Brief: Retype all of the data. Every line must match exactly.

>> begin Material provided

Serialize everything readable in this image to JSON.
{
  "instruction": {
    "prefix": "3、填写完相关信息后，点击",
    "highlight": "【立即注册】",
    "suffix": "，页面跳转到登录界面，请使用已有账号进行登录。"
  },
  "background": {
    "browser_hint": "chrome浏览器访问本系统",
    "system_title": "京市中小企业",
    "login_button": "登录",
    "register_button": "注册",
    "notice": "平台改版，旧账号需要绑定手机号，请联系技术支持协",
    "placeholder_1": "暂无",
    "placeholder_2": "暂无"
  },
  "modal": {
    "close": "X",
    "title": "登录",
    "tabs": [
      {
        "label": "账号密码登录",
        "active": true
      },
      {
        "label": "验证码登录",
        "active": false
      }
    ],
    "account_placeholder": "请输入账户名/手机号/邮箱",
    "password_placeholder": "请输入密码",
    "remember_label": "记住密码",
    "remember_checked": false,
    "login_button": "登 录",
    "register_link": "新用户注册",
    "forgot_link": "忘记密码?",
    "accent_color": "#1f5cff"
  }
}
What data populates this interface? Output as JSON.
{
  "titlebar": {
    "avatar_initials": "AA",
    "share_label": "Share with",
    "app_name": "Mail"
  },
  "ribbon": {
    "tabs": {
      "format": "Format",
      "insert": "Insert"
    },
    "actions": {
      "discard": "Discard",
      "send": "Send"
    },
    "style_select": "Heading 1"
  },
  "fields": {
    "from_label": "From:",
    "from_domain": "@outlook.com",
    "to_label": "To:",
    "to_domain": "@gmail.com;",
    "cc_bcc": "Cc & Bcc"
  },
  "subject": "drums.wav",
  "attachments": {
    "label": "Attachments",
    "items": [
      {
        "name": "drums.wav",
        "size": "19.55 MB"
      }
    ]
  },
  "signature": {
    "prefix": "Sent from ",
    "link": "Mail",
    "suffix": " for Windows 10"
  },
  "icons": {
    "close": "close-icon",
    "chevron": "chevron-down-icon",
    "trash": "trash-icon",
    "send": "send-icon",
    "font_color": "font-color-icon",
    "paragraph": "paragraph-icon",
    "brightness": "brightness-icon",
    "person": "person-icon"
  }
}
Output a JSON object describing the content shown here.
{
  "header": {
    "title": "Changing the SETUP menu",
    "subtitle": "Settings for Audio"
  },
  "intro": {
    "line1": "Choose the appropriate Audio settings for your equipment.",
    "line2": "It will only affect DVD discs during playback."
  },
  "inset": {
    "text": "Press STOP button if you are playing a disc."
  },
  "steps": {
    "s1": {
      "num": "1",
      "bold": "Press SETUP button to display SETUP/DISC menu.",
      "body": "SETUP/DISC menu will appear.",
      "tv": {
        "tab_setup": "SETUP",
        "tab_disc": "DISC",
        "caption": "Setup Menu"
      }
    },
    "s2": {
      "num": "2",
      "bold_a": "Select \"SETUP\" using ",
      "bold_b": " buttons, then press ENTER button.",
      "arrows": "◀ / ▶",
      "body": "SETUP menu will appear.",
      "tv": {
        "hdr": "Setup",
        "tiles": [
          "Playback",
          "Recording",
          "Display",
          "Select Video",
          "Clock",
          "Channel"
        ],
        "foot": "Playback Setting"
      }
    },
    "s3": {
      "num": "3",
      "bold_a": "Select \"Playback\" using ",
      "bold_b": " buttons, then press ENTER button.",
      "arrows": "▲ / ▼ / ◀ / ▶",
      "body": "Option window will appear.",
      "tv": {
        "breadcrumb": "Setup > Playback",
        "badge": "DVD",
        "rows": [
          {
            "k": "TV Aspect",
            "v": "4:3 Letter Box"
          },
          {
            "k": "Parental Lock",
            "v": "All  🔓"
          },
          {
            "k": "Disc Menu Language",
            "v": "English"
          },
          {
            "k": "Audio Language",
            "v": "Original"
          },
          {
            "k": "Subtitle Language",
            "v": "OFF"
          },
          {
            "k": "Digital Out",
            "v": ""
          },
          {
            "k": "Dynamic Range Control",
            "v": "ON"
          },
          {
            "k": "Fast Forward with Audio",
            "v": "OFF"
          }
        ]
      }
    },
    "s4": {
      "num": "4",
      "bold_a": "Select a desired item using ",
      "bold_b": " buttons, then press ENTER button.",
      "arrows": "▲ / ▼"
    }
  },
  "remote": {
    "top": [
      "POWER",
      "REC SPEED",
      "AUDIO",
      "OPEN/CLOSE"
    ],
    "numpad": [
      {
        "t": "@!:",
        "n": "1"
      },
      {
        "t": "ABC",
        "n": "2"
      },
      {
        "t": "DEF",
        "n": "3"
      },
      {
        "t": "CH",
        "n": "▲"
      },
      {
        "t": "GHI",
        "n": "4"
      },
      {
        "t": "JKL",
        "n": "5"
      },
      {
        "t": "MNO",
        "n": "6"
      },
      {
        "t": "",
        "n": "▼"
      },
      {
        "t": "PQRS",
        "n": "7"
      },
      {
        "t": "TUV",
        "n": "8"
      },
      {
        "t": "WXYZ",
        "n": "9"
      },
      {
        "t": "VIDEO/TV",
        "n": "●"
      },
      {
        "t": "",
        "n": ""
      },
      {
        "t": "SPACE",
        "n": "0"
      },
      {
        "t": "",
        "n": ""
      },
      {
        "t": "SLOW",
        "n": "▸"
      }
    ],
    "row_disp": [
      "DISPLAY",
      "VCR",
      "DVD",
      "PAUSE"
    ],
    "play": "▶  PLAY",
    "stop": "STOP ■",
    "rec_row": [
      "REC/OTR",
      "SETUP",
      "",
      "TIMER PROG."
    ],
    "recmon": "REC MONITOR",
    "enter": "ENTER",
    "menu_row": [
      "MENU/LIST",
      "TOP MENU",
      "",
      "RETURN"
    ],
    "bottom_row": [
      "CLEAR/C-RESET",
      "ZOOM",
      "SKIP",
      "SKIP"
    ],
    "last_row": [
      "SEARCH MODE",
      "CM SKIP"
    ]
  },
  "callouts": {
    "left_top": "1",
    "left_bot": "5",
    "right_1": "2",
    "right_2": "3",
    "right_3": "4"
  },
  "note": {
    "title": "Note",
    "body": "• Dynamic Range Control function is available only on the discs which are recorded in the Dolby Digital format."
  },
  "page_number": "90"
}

>> end Material provided

Solution to this problem:
Serialize everything readable in this image to JSON.
{
  "instruction": {
    "prefix": "3、填写完相关信息后，点击",
    "highlight": "【立即注册】",
    "suffix": "，页面跳转到登录界面，请使用已有账号进行登录。"
  },
  "background": {
    "browser_hint": "chrome浏览器访问本系统",
    "system_title": "京市中小企业",
    "login_button": "登录",
    "register_button": "注册",
    "notice": "平台改版，旧账号需要绑定手机号，请联系技术支持协",
    "placeholder_1": "暂无",
    "placeholder_2": "暂无"
  },
  "modal": {
    "close": "X",
    "title": "登录",
    "tabs": [
      {
        "label": "账号密码登录",
        "active": true
      },
      {
        "label": "验证码登录",
        "active": false
      }
    ],
    "account_placeholder": "请输入账户名/手机号/邮箱",
    "password_placeholder": "请输入密码",
    "remember_label": "记住密码",
    "remember_checked": false,
    "login_button": "登 录",
    "register_link": "新用户注册",
    "forgot_link": "忘记密码?",
    "accent_color": "#1f5cff"
  }
}
What data populates this interface? Output as JSON.
{
  "titlebar": {
    "avatar_initials": "AA",
    "share_label": "Share with",
    "app_name": "Mail"
  },
  "ribbon": {
    "tabs": {
      "format": "Format",
      "insert": "Insert"
    },
    "actions": {
      "discard": "Discard",
      "send": "Send"
    },
    "style_select": "Heading 1"
  },
  "fields": {
    "from_label": "From:",
    "from_domain": "@outlook.com",
    "to_label": "To:",
    "to_domain": "@gmail.com;",
    "cc_bcc": "Cc & Bcc"
  },
  "subject": "drums.wav",
  "attachments": {
    "label": "Attachments",
    "items": [
      {
        "name": "drums.wav",
        "size": "19.55 MB"
      }
    ]
  },
  "signature": {
    "prefix": "Sent from ",
    "link": "Mail",
    "suffix": " for Windows 10"
  },
  "icons": {
    "close": "close-icon",
    "chevron": "chevron-down-icon",
    "trash": "trash-icon",
    "send": "send-icon",
    "font_color": "font-color-icon",
    "paragraph": "paragraph-icon",
    "brightness": "brightness-icon",
    "person": "person-icon"
  }
}
Output a JSON object describing the content shown here.
{
  "header": {
    "title": "Changing the SETUP menu",
    "subtitle": "Settings for Audio"
  },
  "intro": {
    "line1": "Choose the appropriate Audio settings for your equipment.",
    "line2": "It will only affect DVD discs during playback."
  },
  "inset": {
    "text": "Press STOP button if you are playing a disc."
  },
  "steps": {
    "s1": {
      "num": "1",
      "bold": "Press SETUP button to display SETUP/DISC menu.",
      "body": "SETUP/DISC menu will appear.",
      "tv": {
        "tab_setup": "SETUP",
        "tab_disc": "DISC",
        "caption": "Setup Menu"
      }
    },
    "s2": {
      "num": "2",
      "bold_a": "Select \"SETUP\" using ",
      "bold_b": " buttons, then press ENTER button.",
      "arrows": "◀ / ▶",
      "body": "SETUP menu will appear.",
      "tv": {
        "hdr": "Setup",
        "tiles": [
          "Playback",
          "Recording",
          "Display",
          "Select Video",
          "Clock",
          "Channel"
        ],
        "foot": "Playback Setting"
      }
    },
    "s3": {
      "num": "3",
      "bold_a": "Select \"Playback\" using ",
      "bold_b": " buttons, then press ENTER button.",
      "arrows": "▲ / ▼ / ◀ / ▶",
      "body": "Option window will appear.",
      "tv": {
        "breadcrumb": "Setup > Playback",
        "badge": "DVD",
        "rows": [
          {
            "k": "TV Aspect",
            "v": "4:3 Letter Box"
          },
          {
            "k": "Parental Lock",
            "v": "All  🔓"
          },
          {
            "k": "Disc Menu Language",
            "v": "English"
          },
          {
            "k": "Audio Language",
            "v": "Original"
          },
          {
            "k": "Subtitle Language",
            "v": "OFF"
          },
          {
            "k": "Digital Out",
            "v": ""
          },
          {
            "k": "Dynamic Range Control",
            "v": "ON"
          },
          {
            "k": "Fast Forward with Audio",
            "v": "OFF"
          }
        ]
      }
    },
    "s4": {
      "num": "4",
      "bold_a": "Select a desired item using ",
      "bold_b": " buttons, then press ENTER button.",
      "arrows": "▲ / ▼"
    }
  },
  "remote": {
    "top": [
      "POWER",
      "REC SPEED",
      "AUDIO",
      "OPEN/CLOSE"
    ],
    "numpad": [
      {
        "t": "@!:",
        "n": "1"
      },
      {
        "t": "ABC",
        "n": "2"
      },
      {
        "t": "DEF",
        "n": "3"
      },
      {
        "t": "CH",
        "n": "▲"
      },
      {
        "t": "GHI",
        "n": "4"
      },
      {
        "t": "JKL",
        "n": "5"
      },
      {
        "t": "MNO",
        "n": "6"
      },
      {
        "t": "",
        "n": "▼"
      },
      {
        "t": "PQRS",
        "n": "7"
      },
      {
        "t": "TUV",
        "n": "8"
      },
      {
        "t": "WXYZ",
        "n": "9"
      },
      {
        "t": "VIDEO/TV",
        "n": "●"
      },
      {
        "t": "",
        "n": ""
      },
      {
        "t": "SPACE",
        "n": "0"
      },
      {
        "t": "",
        "n": ""
      },
      {
        "t": "SLOW",
        "n": "▸"
      }
    ],
    "row_disp": [
      "DISPLAY",
      "VCR",
      "DVD",
      "PAUSE"
    ],
    "play": "▶  PLAY",
    "stop": "STOP ■",
    "rec_row": [
      "REC/OTR",
      "SETUP",
      "",
      "TIMER PROG."
    ],
    "recmon": "REC MONITOR",
    "enter": "ENTER",
    "menu_row": [
      "MENU/LIST",
      "TOP MENU",
      "",
      "RETURN"
    ],
    "bottom_row": [
      "CLEAR/C-RESET",
      "ZOOM",
      "SKIP",
      "SKIP"
    ],
    "last_row": [
      "SEARCH MODE",
      "CM SKIP"
    ]
  },
  "callouts": {
    "left_top": "1",
    "left_bot": "5",
    "right_1": "2",
    "right_2": "3",
    "right_3": "4"
  },
  "note": {
    "title": "Note",
    "body": "• Dynamic Range Control function is available only on the discs which are recorded in the Dolby Digital format."
  },
  "page_number": "90"
}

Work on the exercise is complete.